Locate the lines where "Jean" occurs and copy them as they stand.
** begin **
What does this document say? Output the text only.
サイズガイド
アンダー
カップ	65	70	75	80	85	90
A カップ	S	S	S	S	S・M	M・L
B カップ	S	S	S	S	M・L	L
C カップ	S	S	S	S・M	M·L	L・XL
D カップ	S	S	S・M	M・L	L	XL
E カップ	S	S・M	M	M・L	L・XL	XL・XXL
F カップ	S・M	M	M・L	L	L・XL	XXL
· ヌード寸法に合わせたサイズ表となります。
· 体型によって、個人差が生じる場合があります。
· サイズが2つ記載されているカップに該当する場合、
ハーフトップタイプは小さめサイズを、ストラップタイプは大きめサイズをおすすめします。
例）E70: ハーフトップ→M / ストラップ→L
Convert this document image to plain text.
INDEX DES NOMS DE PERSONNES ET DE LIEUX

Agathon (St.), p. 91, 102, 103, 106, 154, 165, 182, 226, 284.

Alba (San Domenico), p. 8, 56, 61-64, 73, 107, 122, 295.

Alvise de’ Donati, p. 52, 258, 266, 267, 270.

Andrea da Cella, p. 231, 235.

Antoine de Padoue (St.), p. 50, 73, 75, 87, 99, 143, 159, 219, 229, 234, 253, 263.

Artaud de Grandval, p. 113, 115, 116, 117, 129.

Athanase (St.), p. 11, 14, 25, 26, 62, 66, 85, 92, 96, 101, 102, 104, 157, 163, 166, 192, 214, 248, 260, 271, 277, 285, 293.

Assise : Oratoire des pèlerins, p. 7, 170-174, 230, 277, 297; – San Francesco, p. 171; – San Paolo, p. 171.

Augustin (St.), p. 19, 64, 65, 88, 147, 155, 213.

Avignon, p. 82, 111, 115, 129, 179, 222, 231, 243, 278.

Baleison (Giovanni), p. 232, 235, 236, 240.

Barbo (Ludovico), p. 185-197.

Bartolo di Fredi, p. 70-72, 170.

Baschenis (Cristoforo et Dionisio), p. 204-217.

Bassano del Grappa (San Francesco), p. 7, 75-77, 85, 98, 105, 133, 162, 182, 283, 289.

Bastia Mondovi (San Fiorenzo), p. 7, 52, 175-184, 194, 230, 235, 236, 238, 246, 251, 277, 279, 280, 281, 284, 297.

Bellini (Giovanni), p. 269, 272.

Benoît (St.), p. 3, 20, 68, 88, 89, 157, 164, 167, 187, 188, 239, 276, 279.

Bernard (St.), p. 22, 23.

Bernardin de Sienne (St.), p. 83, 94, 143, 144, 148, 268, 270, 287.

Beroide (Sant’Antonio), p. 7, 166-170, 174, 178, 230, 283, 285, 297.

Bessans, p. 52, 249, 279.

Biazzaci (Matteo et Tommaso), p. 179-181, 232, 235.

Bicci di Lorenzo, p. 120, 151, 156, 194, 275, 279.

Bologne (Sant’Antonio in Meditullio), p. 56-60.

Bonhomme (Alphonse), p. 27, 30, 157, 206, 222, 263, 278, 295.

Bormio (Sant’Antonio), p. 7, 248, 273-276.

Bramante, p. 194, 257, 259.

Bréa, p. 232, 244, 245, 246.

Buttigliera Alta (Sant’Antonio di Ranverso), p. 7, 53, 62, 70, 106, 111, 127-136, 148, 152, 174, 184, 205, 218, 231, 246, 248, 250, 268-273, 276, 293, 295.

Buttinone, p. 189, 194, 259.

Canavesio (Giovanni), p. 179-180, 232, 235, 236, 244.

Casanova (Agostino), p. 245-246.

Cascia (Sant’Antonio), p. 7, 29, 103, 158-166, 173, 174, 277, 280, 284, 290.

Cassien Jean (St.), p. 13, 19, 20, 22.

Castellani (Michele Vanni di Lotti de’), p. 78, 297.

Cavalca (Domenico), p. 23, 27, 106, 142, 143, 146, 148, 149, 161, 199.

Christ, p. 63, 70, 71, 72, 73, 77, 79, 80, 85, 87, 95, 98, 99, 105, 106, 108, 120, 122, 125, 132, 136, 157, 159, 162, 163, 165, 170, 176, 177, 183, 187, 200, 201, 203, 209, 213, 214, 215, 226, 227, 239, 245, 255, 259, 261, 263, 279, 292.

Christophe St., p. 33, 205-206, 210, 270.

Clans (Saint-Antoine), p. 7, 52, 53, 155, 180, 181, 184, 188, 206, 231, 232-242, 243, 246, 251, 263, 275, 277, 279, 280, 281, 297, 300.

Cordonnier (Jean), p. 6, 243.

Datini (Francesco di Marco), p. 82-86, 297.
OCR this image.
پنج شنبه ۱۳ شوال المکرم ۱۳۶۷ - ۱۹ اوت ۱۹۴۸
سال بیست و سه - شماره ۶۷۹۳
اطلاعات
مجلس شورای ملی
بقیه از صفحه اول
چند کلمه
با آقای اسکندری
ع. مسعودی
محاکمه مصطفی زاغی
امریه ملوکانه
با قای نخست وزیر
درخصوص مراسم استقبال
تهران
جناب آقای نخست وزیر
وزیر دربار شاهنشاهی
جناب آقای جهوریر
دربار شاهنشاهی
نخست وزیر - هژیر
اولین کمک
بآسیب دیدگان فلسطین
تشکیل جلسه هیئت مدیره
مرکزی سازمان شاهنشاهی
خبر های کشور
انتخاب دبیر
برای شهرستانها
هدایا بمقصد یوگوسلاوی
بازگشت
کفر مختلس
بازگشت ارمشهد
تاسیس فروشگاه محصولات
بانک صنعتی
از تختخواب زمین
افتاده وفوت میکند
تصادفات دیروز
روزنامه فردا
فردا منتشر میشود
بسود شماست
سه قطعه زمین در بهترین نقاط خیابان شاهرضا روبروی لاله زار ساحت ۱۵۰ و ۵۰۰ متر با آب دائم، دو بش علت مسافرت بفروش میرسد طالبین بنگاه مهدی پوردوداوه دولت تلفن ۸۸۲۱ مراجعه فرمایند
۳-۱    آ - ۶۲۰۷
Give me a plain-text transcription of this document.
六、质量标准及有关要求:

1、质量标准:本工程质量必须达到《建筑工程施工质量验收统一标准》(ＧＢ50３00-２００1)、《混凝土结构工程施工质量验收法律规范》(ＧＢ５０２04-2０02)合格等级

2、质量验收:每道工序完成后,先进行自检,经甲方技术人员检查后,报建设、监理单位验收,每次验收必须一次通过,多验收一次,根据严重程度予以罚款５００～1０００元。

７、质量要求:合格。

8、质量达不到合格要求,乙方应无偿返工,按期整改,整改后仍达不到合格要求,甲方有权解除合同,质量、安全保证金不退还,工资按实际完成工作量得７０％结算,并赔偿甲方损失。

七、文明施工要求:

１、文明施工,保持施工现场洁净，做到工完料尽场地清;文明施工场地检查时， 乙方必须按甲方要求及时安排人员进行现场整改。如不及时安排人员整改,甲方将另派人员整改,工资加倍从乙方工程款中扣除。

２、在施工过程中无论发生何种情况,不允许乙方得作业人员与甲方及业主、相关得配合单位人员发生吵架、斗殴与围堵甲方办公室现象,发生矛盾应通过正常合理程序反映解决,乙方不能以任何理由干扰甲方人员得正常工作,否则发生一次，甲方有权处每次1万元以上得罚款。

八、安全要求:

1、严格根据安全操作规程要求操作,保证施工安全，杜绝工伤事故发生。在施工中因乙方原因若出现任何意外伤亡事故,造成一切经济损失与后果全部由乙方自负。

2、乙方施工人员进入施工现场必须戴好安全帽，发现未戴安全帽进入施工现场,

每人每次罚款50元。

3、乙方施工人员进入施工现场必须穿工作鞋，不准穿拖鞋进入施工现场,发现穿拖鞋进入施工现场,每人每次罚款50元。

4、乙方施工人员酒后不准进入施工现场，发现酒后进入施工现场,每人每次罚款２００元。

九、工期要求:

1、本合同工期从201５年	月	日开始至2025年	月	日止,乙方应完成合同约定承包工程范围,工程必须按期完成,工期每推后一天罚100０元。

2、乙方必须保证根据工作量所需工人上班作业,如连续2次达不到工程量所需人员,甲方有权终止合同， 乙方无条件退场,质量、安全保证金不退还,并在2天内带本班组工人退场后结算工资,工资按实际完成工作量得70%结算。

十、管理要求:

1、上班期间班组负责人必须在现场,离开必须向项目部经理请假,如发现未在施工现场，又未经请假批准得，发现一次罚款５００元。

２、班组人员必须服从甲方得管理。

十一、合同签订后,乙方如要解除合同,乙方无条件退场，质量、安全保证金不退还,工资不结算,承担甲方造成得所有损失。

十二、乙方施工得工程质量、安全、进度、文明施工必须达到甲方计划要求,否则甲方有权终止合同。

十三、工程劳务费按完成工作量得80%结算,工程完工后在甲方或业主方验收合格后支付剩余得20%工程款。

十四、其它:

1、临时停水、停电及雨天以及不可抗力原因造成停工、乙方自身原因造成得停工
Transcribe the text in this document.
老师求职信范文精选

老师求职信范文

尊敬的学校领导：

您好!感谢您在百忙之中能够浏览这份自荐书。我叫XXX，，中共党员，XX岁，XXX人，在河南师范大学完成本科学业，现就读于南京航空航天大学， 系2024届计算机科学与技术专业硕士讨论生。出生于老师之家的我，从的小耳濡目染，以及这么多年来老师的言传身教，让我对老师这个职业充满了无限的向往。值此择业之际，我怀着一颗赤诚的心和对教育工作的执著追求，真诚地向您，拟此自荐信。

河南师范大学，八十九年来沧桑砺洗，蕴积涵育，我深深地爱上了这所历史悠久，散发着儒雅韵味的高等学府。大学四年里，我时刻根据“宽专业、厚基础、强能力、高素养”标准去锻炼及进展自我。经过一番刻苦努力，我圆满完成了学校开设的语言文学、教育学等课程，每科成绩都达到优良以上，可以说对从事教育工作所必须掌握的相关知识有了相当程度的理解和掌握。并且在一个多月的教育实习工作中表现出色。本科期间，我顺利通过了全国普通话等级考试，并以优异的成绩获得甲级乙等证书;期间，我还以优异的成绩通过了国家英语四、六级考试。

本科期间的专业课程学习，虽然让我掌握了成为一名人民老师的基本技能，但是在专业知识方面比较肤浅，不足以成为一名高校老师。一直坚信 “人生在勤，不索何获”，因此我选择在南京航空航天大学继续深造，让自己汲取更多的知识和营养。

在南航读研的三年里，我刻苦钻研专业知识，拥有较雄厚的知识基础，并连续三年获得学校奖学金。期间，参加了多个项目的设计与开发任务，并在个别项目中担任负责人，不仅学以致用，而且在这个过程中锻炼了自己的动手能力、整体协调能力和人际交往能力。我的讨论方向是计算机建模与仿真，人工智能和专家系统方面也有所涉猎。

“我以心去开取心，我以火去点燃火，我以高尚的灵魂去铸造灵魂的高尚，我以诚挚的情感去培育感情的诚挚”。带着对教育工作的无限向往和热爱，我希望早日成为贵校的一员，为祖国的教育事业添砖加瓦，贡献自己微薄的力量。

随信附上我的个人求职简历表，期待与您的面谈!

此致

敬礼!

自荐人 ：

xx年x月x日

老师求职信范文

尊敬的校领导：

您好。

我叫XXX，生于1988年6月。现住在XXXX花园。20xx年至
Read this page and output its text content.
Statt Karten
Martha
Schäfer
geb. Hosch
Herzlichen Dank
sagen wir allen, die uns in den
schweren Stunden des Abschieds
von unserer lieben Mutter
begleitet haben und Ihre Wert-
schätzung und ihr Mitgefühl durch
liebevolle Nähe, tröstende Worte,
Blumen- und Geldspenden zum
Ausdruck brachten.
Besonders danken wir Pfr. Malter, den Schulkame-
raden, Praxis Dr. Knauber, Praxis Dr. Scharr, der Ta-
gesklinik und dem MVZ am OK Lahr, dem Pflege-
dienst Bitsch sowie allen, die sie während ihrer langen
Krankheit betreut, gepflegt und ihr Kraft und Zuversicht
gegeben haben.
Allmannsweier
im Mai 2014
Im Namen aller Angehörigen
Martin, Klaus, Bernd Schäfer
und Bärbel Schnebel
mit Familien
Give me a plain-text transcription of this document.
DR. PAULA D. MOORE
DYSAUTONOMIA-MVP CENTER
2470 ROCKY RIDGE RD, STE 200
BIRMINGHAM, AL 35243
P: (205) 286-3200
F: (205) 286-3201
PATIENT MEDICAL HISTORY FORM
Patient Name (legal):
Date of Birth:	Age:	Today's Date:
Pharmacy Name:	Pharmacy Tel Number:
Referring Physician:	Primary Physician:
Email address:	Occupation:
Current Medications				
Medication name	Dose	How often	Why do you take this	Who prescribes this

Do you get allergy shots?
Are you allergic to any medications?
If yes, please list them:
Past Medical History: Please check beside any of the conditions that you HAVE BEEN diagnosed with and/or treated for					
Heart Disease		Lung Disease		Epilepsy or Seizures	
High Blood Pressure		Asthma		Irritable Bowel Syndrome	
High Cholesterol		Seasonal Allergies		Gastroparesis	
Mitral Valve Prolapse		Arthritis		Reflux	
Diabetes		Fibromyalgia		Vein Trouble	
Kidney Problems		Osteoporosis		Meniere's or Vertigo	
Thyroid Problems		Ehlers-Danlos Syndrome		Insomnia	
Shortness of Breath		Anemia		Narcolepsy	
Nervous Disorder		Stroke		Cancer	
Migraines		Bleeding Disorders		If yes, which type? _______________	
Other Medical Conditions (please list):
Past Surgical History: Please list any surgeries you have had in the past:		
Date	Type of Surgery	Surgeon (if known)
** end **
**Response to this task:**
Cassien Jean (St.), p. 13, 19, 20, 22.
Cordonnier (Jean), p. 6, 243.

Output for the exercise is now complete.